_THE REQUEST_
Show every line in the entries below where the word "marker" appears.

[Dataset listings of figures]
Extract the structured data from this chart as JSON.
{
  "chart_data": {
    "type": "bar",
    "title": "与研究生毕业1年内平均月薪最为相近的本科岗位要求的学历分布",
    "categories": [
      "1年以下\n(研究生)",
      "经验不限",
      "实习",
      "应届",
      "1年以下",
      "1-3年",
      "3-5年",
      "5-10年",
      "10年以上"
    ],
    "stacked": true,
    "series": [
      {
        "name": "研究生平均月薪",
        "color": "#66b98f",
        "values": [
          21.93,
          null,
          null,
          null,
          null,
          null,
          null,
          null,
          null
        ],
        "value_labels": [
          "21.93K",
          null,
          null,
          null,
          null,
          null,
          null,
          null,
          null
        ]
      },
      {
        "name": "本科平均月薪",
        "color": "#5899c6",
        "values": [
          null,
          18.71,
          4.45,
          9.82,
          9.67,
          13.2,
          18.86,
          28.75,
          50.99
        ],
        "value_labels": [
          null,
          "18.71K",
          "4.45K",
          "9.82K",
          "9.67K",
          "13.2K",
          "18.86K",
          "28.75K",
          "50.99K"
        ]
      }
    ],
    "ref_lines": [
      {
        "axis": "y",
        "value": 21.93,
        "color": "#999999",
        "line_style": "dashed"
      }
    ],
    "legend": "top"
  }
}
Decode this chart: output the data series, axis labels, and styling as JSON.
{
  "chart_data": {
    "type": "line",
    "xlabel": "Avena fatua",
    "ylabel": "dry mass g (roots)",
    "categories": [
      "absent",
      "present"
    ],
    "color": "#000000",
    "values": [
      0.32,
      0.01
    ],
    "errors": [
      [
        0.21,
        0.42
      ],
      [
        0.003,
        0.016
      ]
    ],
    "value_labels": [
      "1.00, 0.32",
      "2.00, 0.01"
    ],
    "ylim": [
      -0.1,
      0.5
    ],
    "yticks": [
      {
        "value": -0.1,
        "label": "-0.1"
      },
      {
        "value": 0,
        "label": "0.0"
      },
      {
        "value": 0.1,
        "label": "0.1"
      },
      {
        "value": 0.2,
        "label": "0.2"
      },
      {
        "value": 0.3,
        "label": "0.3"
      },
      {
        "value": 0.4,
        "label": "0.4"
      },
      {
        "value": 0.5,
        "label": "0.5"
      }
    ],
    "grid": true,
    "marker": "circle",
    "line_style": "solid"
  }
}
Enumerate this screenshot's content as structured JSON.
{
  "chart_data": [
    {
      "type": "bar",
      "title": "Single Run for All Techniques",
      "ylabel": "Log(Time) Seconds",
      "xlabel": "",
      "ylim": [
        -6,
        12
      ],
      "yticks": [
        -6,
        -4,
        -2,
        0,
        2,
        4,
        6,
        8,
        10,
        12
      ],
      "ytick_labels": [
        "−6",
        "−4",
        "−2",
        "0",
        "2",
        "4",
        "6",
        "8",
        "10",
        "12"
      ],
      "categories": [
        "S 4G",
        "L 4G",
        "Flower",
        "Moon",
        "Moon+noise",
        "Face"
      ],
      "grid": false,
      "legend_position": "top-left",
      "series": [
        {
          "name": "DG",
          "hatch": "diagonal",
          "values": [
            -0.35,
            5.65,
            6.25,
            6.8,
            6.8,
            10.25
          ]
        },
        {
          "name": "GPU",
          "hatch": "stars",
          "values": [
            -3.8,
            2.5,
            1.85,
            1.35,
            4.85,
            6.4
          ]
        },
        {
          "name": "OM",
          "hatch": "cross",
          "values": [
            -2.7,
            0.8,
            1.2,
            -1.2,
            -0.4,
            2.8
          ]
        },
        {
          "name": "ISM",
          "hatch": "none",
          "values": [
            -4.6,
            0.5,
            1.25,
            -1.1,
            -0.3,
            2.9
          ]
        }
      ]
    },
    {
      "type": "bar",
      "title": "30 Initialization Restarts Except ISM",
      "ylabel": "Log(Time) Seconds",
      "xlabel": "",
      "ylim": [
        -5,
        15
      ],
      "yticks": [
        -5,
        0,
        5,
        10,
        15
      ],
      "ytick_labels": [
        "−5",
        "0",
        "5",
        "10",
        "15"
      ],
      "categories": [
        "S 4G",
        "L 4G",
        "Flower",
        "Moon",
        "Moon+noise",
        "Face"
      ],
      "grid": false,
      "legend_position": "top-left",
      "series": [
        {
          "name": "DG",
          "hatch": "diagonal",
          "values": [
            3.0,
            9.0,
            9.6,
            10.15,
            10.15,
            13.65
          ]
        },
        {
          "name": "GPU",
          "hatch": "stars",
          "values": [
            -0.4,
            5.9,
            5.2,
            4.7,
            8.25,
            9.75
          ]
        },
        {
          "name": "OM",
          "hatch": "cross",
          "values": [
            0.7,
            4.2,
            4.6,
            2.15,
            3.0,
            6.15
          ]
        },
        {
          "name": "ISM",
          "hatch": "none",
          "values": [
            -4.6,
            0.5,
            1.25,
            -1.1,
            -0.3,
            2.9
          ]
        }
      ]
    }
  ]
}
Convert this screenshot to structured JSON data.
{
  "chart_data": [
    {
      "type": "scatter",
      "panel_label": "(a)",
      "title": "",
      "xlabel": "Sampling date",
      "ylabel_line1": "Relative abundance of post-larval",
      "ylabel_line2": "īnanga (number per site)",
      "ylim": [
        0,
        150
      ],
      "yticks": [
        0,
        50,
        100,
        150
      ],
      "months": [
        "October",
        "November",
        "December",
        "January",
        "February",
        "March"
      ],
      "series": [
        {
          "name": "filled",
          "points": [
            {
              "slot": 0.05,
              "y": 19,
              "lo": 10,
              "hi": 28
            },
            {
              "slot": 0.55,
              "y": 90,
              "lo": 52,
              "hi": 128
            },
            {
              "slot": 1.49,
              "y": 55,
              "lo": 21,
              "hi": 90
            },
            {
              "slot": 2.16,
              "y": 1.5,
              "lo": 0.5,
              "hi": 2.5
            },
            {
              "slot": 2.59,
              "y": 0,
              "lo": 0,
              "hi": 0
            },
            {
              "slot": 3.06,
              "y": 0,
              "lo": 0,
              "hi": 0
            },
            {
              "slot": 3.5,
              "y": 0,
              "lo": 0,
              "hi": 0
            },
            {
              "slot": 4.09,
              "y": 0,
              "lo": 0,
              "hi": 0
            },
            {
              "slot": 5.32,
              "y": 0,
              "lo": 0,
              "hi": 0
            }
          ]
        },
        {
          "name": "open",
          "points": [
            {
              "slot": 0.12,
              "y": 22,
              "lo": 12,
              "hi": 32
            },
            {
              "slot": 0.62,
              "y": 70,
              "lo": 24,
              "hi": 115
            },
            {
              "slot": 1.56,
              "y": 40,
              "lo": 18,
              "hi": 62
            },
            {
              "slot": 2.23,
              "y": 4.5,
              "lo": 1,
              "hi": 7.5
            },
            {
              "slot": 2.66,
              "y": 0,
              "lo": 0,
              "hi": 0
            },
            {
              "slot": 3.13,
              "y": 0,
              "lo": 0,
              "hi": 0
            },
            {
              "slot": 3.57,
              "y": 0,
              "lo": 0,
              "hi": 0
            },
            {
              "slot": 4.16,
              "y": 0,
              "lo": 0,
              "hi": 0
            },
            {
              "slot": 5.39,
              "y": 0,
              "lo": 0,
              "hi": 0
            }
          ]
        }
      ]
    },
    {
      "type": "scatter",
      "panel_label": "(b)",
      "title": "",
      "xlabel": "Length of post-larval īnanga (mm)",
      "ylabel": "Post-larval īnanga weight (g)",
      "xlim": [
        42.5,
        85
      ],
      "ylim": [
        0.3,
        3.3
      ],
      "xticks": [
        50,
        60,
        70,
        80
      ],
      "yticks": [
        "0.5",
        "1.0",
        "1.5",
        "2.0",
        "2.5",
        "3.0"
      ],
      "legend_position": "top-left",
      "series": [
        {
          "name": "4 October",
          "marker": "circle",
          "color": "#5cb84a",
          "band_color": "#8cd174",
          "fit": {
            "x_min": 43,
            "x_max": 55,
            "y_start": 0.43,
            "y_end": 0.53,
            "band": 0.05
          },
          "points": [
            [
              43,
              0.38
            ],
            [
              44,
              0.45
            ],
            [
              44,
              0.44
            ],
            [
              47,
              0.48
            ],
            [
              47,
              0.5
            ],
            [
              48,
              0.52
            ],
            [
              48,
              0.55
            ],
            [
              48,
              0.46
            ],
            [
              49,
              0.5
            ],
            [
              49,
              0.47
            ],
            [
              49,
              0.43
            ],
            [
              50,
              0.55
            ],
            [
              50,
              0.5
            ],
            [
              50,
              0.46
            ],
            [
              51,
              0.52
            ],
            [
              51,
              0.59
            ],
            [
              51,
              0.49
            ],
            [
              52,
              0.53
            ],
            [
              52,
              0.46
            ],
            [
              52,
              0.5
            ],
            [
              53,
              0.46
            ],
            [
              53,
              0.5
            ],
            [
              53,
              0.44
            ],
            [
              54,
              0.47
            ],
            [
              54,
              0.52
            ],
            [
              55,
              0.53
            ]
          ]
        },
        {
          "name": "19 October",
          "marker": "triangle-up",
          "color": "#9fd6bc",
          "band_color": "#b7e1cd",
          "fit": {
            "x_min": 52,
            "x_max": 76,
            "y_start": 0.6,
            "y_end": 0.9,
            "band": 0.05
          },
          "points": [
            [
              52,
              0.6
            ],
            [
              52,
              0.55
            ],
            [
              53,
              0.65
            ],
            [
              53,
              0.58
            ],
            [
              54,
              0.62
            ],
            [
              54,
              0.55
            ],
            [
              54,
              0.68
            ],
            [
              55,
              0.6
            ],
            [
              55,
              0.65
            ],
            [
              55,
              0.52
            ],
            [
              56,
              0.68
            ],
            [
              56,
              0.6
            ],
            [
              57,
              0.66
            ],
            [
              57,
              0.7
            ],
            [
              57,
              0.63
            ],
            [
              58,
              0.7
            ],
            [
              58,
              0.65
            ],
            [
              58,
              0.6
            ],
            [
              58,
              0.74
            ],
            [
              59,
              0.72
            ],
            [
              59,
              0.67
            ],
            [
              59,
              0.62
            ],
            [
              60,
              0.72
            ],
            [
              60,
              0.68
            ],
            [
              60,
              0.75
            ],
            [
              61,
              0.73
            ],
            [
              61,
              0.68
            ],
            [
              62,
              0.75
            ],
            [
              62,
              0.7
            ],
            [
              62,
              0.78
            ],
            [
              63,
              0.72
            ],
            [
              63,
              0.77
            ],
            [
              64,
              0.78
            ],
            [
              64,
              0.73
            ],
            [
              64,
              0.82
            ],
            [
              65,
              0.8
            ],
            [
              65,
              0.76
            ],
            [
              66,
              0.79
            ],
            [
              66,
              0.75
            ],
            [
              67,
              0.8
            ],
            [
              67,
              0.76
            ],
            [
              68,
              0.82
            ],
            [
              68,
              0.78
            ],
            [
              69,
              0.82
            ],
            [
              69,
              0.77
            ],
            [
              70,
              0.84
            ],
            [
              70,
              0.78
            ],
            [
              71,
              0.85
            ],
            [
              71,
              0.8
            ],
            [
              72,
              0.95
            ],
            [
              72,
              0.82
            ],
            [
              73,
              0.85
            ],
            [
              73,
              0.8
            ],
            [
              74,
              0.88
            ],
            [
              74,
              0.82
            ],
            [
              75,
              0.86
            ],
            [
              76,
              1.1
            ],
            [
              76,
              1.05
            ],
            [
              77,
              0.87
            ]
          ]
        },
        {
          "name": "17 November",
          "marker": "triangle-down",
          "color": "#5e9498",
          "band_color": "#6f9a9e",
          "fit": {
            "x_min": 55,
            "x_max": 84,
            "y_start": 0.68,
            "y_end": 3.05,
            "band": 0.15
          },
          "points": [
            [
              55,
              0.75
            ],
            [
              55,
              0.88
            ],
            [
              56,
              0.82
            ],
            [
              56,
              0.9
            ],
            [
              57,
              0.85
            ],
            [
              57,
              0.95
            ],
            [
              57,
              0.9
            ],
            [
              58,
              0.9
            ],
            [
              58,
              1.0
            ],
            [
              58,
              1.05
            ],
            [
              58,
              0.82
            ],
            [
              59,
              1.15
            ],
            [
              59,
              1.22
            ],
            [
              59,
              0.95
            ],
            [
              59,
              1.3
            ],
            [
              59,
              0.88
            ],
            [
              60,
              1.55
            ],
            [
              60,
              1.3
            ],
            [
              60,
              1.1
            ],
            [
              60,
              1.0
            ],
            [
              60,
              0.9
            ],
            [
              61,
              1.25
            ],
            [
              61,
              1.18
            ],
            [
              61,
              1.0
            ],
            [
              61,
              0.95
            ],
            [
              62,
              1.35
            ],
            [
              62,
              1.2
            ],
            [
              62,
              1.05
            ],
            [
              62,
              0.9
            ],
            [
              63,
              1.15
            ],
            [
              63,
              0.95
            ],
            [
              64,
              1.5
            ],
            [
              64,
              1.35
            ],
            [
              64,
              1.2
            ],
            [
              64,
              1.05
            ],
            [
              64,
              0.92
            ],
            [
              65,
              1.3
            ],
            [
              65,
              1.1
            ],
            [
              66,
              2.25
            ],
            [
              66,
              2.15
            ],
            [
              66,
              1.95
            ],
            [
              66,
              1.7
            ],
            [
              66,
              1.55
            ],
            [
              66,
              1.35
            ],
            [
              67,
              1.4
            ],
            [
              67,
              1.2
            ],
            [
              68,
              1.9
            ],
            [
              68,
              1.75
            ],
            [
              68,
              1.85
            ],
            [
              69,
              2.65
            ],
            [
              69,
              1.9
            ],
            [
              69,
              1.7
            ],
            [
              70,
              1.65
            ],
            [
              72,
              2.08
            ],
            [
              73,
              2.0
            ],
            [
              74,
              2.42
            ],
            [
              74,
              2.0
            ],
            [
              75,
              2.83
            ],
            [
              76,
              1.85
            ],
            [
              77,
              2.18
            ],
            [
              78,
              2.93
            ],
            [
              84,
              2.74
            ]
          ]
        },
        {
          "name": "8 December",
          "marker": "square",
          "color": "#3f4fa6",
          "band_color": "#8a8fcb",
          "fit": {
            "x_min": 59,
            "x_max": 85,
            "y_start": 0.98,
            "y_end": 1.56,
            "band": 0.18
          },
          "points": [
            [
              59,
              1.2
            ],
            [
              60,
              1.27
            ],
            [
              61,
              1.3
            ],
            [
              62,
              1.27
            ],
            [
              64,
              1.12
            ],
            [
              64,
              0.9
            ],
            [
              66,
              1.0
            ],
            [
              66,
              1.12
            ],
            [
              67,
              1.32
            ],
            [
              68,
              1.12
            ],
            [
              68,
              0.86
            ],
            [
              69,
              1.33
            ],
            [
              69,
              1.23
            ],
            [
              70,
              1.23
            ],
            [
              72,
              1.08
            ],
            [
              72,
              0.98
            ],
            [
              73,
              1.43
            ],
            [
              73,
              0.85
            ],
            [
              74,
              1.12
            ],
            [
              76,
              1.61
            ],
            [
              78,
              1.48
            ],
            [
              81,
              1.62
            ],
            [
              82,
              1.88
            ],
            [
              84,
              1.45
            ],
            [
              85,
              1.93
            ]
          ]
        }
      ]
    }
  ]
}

_RESPONSE_
    "marker": "circle",
          "marker": "circle",
          "marker": "triangle-up",
          "marker": "triangle-down",
          "marker": "square",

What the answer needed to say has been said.